Written task:
Each record must be retyped in full. No character may differ.

(Stored data)
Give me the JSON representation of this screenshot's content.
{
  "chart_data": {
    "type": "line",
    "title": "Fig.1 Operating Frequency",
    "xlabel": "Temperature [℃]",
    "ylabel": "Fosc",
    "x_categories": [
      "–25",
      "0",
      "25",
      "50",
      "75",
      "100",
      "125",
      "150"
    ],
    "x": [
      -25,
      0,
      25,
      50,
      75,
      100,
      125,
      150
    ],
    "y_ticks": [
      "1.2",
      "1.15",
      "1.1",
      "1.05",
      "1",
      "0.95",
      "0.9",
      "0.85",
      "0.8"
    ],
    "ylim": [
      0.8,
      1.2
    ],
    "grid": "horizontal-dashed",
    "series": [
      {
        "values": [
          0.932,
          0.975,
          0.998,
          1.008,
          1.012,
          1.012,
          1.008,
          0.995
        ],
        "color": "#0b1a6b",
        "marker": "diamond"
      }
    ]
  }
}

The result:
Give me the JSON representation of this screenshot's content.
{
  "chart_data": {
    "type": "line",
    "title": "Fig.1 Operating Frequency",
    "xlabel": "Temperature [℃]",
    "ylabel": "Fosc",
    "x_categories": [
      "–25",
      "0",
      "25",
      "50",
      "75",
      "100",
      "125",
      "150"
    ],
    "x": [
      -25,
      0,
      25,
      50,
      75,
      100,
      125,
      150
    ],
    "y_ticks": [
      "1.2",
      "1.15",
      "1.1",
      "1.05",
      "1",
      "0.95",
      "0.9",
      "0.85",
      "0.8"
    ],
    "ylim": [
      0.8,
      1.2
    ],
    "grid": "horizontal-dashed",
    "series": [
      {
        "values": [
          0.932,
          0.975,
          0.998,
          1.008,
          1.012,
          1.012,
          1.008,
          0.995
        ],
        "color": "#0b1a6b",
        "marker": "diamond"
      }
    ]
  }
}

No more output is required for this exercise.